• [Provided passage]
= = =

Timothy L. Dove - President, CEO & Director
Well, I think if you're speaking of Ingleside, for example, which is OXY's terminal there, they can already berth VLCCs, but they can only half load them, let's say, because of the draft limitations in the bay there. And so what's being contemplated is a very significant project to do dredging to allow VLCCs to actually be not only brought in to berth but also to be fully laden. What's happening now is the VLCCs are half-loaded and they're brought off in the deeper water and there is -- additional oil is brought out to lightered out to the vehicle to load it up before it heads, for example, to Asia. So what this will do and this is better for you to direct to OXY, but it will reduce our cost and time significantly. And so those are all advantages, especially when you're just looking at cargo economics in terms of their deliveries into, for example, China or South Korea, what have you. I think we have fundamentally lower cost basis because we don't have to fool around with lightering oil out to a VLCC.
Operator
Next we'll hear from Bob Brackett of Bernstein.
Robert Alan Brackett - Senior Research Analyst
I appreciate that less than 5% of Permian revenue is gas so in a sense flow assurance is more of a strategic issue than maybe a financial one. Can you talk about what goes wrong when you lack gas flow assurance in the basin? And what some of those fallback plans might look like?
Timothy L. Dove - President, CEO & Director
Well, I think one of the issue is -- one of the issues is that we would be limited on flaring, I feel like, in the basin just as a general rule. Certainly, out of corporate conduct and doing the right thing environmentally, we would want to as an industry not be flaring gas in any significant quantity for any significant period of time. That would be something that might be an issue. What it could potentially lead to, if flaring were not to be an option for the reasons I mentioned, is shutting in some old wells that are relatively low oil producers and gassier producers that were old vertical wells, for instance. So you could actually have an effect on production if, in fact, the situation became so acute that we were having it -- not we per se, but as an industry, reduce gas production from vertical wells. Now again, as you mentioned, it's not a significant or material revenue effect, but it is one of the ways to solve the issues.

= = =

• [Exercises]
1/ List every place name that Timothy L. Dove mentions in his first answer in the earnings call transcript.
2/ Continue the earnings call transcript from the end of its final sentence.

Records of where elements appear
= = =

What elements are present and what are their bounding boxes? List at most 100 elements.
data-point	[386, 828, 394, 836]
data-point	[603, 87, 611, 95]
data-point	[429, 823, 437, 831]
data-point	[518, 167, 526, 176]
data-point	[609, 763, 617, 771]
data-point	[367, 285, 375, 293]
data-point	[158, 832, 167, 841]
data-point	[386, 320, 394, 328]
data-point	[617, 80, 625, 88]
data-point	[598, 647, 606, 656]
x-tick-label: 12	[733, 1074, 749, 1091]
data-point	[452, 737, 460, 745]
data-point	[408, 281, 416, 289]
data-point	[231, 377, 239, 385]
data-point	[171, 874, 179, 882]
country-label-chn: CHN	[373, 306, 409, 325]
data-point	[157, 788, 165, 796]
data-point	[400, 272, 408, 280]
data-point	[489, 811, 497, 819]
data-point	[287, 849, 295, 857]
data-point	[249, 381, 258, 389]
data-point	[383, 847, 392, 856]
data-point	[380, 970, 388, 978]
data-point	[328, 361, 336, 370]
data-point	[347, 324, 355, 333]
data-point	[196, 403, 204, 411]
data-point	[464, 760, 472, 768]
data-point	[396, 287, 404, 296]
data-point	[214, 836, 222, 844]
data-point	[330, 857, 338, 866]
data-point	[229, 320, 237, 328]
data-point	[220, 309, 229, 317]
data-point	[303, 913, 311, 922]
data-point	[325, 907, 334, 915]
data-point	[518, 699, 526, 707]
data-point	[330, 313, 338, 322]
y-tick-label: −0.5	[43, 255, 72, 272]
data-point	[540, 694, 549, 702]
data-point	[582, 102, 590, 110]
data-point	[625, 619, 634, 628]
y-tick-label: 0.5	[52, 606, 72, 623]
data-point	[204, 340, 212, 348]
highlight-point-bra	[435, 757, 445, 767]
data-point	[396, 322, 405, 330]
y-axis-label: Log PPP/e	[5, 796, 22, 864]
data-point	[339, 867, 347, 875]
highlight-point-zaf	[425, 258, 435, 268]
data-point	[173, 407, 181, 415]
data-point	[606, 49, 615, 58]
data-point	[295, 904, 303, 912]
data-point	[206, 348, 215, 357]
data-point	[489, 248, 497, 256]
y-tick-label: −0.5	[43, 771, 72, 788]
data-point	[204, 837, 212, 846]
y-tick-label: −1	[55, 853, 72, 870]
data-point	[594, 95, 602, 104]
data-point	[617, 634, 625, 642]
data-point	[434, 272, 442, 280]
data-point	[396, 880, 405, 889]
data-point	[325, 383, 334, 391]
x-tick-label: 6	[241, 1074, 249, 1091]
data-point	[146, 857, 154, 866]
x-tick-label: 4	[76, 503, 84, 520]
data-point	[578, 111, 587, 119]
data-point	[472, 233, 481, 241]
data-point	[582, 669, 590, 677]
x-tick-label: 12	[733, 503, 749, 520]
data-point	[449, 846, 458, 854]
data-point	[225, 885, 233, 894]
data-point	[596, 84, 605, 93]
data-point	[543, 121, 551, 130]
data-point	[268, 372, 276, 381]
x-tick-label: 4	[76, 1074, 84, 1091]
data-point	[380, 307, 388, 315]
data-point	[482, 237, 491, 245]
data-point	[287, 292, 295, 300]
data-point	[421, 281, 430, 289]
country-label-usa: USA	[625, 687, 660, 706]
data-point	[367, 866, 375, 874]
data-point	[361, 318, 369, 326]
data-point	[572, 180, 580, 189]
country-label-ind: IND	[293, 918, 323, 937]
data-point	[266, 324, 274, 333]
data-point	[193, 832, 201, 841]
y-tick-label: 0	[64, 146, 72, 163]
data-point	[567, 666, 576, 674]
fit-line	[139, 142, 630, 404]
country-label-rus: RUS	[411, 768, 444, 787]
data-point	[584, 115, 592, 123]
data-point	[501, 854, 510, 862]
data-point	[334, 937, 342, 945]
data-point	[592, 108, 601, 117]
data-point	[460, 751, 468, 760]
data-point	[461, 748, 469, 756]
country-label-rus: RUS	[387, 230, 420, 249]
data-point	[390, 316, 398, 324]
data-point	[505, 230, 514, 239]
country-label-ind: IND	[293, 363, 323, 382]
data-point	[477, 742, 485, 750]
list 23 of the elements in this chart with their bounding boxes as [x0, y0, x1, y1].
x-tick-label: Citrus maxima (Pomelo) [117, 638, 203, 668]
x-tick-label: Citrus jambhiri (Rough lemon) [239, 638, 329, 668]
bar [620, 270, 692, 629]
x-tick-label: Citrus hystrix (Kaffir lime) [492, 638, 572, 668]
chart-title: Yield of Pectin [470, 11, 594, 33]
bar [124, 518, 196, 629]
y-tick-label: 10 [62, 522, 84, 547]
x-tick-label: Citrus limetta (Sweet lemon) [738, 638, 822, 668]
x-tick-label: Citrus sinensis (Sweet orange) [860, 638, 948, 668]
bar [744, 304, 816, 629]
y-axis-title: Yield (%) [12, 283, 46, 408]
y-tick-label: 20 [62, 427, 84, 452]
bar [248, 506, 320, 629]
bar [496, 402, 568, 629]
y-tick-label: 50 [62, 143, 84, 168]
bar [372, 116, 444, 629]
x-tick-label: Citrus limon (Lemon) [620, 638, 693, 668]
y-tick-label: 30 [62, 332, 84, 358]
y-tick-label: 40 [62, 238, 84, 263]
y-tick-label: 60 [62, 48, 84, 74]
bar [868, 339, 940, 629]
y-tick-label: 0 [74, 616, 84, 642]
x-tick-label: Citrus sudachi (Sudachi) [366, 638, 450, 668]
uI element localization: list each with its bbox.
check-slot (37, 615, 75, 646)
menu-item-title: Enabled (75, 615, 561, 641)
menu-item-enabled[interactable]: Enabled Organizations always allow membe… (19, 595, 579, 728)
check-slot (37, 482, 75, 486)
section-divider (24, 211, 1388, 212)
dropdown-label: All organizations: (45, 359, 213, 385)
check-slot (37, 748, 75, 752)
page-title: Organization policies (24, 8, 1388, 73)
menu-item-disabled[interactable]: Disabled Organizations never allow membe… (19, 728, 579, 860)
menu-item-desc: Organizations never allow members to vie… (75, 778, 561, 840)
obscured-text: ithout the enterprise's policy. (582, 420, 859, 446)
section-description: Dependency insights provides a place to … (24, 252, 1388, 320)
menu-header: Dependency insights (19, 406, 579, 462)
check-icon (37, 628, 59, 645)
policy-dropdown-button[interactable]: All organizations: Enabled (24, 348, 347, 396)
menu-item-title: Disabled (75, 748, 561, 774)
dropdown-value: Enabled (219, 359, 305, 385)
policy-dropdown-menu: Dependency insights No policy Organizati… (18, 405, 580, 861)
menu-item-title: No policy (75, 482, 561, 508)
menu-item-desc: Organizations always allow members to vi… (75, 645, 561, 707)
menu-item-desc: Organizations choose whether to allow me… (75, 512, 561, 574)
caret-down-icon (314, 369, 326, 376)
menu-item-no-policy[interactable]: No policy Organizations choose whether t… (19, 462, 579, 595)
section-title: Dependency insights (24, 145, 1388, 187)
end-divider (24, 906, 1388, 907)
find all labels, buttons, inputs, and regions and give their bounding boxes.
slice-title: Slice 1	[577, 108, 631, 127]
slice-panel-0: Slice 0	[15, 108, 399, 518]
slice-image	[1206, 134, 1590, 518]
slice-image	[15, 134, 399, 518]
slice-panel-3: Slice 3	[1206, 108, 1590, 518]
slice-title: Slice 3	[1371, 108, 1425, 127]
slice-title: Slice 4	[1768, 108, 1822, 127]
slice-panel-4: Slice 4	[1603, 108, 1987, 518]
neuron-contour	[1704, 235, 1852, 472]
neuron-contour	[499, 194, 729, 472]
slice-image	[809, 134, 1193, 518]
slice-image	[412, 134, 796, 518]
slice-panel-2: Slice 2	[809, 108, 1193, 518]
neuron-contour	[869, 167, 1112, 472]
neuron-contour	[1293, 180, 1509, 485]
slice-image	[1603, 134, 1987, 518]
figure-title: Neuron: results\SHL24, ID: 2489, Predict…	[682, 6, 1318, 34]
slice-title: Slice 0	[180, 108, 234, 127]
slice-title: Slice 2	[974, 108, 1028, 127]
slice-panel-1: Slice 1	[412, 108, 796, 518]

= = =

• [Task-by-task results]
1/ Ingleside, Asia, China, South Korea

2/
Richard P. Dealy - Executive VP & CFO
Might have to longer term consider reinjection as well.
Robert Alan Brackett - Senior Research Analyst
What would reinjection do to something like OpEx?
Richard P. Dealy - Executive VP & CFO
It's still too early to tell. There's a lot of work still to be done on that. It depends on location. It's going to be important on that too.
Timothy L. Dove - President, CEO & Director
Yes. There are other options too in terms of using gas within the facilities, using gas, for example, to run frac fleets, drilling rigs and so on. There's a lot of different options. Hopefully, we don't need -- we're not pressed into those solutions, however.
Operator
Next we'll hear from Neal Dingmann of SunTrust.
Neal David Dingmann - MD
Tim, my question is you guys have been always not only about the takeaway way in advance, but in vertical integration. I'm just wondering as you look at kind of now what's going on in the industry, are you continuing to add more on the vertical integration side either through sand or frac or perhaps even rigs? Anything you could talk there, just what you all are doing?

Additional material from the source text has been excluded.